[Extracted records]
┌──
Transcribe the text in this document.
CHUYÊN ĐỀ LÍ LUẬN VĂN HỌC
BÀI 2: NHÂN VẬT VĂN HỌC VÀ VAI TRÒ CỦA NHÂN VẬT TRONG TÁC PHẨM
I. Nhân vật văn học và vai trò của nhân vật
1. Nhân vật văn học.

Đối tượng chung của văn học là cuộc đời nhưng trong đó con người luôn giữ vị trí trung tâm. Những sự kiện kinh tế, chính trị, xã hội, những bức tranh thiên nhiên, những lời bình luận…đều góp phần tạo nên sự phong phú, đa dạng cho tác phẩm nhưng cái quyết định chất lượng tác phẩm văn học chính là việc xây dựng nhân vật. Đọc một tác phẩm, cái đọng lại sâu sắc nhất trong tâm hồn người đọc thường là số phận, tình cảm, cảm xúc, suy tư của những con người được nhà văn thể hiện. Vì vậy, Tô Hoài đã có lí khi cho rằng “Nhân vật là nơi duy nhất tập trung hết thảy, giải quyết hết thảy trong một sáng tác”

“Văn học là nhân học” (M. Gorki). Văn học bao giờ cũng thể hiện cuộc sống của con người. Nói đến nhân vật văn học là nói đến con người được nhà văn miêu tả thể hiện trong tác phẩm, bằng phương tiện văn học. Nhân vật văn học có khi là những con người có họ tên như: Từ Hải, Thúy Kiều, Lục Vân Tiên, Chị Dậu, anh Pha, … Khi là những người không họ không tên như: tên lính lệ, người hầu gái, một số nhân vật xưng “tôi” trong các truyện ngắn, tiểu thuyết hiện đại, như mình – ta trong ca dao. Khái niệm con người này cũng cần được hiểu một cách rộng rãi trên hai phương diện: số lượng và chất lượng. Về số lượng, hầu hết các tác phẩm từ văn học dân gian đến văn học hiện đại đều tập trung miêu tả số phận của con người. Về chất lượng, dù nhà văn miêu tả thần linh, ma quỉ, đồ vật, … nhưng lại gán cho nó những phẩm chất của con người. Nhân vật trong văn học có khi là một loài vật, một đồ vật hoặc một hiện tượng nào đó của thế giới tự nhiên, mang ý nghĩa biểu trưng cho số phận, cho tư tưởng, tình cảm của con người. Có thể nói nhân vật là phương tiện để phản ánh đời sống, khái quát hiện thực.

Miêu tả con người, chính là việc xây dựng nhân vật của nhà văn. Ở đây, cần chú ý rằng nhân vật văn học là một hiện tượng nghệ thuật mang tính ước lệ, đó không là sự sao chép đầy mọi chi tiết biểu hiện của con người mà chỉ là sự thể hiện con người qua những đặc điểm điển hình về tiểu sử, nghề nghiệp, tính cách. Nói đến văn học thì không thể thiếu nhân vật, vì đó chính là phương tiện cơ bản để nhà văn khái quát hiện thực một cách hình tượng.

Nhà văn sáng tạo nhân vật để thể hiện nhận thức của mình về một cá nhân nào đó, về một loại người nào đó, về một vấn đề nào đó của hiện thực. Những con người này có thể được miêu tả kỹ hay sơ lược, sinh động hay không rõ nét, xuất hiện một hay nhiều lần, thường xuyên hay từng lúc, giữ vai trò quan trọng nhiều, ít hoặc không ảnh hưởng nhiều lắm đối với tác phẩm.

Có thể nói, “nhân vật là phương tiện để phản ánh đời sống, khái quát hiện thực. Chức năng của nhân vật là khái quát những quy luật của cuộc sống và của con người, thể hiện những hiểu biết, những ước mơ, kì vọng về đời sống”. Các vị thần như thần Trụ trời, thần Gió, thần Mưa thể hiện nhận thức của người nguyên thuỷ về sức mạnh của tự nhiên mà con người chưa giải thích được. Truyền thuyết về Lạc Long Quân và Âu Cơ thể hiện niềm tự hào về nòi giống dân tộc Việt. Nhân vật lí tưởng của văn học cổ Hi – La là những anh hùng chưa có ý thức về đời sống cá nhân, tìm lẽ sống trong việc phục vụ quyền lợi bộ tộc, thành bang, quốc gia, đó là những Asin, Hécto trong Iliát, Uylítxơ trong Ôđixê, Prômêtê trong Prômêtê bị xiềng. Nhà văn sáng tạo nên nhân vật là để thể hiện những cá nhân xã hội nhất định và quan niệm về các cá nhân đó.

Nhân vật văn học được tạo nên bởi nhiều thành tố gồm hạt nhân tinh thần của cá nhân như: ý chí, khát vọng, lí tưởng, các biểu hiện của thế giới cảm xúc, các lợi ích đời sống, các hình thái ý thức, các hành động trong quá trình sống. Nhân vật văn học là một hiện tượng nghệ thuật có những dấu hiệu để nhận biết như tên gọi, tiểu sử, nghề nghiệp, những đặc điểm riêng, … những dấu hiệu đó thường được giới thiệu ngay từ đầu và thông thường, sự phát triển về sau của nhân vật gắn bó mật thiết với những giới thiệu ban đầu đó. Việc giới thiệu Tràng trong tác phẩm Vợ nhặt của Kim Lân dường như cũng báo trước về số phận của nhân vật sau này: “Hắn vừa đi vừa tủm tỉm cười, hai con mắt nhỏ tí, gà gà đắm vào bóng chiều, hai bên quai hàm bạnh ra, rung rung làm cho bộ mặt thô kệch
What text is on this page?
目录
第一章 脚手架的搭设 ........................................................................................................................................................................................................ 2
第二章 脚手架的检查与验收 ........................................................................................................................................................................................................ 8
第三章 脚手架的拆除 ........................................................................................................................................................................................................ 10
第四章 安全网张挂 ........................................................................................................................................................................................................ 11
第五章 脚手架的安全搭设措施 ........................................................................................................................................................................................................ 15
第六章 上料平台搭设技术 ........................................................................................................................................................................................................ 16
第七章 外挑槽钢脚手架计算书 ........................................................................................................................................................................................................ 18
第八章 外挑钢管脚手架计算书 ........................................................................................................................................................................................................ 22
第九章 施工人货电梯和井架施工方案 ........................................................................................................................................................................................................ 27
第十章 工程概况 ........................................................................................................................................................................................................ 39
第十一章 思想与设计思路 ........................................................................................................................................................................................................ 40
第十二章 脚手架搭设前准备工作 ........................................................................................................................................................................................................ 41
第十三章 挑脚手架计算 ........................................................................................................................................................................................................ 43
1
└──
**What is needed:** Copy every line that includes the string "this" from the material above.

**Exercise output:**
Transcribe the text in this document.
What text is on this page?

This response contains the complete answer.